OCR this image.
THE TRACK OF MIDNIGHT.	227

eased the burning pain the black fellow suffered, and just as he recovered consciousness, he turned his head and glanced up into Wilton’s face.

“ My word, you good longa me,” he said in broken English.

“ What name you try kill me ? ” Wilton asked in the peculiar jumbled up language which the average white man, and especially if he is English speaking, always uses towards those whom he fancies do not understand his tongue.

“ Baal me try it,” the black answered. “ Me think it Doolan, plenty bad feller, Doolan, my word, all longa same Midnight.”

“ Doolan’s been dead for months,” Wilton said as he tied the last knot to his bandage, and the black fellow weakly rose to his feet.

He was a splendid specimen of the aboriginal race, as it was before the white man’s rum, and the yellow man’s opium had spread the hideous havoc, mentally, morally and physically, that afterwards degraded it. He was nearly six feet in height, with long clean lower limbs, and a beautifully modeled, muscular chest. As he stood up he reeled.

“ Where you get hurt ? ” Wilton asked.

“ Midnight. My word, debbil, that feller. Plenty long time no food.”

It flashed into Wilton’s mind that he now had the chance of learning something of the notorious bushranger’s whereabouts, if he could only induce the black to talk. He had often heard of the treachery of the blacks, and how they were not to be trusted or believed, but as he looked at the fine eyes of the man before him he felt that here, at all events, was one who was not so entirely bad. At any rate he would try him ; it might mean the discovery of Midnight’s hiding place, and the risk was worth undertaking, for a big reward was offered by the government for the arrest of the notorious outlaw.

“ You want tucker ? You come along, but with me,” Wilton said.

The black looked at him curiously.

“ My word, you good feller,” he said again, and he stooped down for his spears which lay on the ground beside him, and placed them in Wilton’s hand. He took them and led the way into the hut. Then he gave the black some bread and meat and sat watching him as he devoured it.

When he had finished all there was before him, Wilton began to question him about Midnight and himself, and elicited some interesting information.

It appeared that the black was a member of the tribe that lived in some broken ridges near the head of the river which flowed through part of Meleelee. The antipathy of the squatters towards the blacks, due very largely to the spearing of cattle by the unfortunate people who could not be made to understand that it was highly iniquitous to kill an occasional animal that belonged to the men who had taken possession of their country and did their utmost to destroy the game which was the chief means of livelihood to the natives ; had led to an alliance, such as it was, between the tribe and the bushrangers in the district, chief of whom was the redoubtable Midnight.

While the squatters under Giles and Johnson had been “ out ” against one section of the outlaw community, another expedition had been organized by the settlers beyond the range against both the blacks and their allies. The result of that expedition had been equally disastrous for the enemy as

----

• [THE REQUEST]: Write out the records shown above, exactly as they appear.

• [RESULT OF THE EXERCISE]:
OCR this image.
THE TRACK OF MIDNIGHT.	227

eased the burning pain the black fellow suffered, and just as he recovered consciousness, he turned his head and glanced up into Wilton’s face.

“ My word, you good longa me,” he said in broken English.

“ What name you try kill me ? ” Wilton asked in the peculiar jumbled up language which the average white man, and especially if he is English speaking, always uses towards those whom he fancies do not understand his tongue.

“ Baal me try it,” the black answered. “ Me think it Doolan, plenty bad feller, Doolan, my word, all longa same Midnight.”

“ Doolan’s been dead for months,” Wilton said as he tied the last knot to his bandage, and the black fellow weakly rose to his feet.

He was a splendid specimen of the aboriginal race, as it was before the white man’s rum, and the yellow man’s opium had spread the hideous havoc, mentally, morally and physically, that afterwards degraded it. He was nearly six feet in height, with long clean lower limbs, and a beautifully modeled, muscular chest. As he stood up he reeled.

“ Where you get hurt ? ” Wilton asked.

“ Midnight. My word, debbil, that feller. Plenty long time no food.”

It flashed into Wilton’s mind that he now had the chance of learning something of the notorious bushranger’s whereabouts, if he could only induce the black to talk. He had often heard of the treachery of the blacks, and how they were not to be trusted or believed, but as he looked at the fine eyes of the man before him he felt that here, at all events, was one who was not so entirely bad. At any rate he would try him ; it might mean the discovery of Midnight’s hiding place, and the risk was worth undertaking, for a big reward was offered by the government for the arrest of the notorious outlaw.

“ You want tucker ? You come along, but with me,” Wilton said.

The black looked at him curiously.

“ My word, you good feller,” he said again, and he stooped down for his spears which lay on the ground beside him, and placed them in Wilton’s hand. He took them and led the way into the hut. Then he gave the black some bread and meat and sat watching him as he devoured it.

When he had finished all there was before him, Wilton began to question him about Midnight and himself, and elicited some interesting information.

It appeared that the black was a member of the tribe that lived in some broken ridges near the head of the river which flowed through part of Meleelee. The antipathy of the squatters towards the blacks, due very largely to the spearing of cattle by the unfortunate people who could not be made to understand that it was highly iniquitous to kill an occasional animal that belonged to the men who had taken possession of their country and did their utmost to destroy the game which was the chief means of livelihood to the natives ; had led to an alliance, such as it was, between the tribe and the bushrangers in the district, chief of whom was the redoubtable Midnight.

While the squatters under Giles and Johnson had been “ out ” against one section of the outlaw community, another expedition had been organized by the settlers beyond the range against both the blacks and their allies. The result of that expedition had been equally disastrous for the enemy as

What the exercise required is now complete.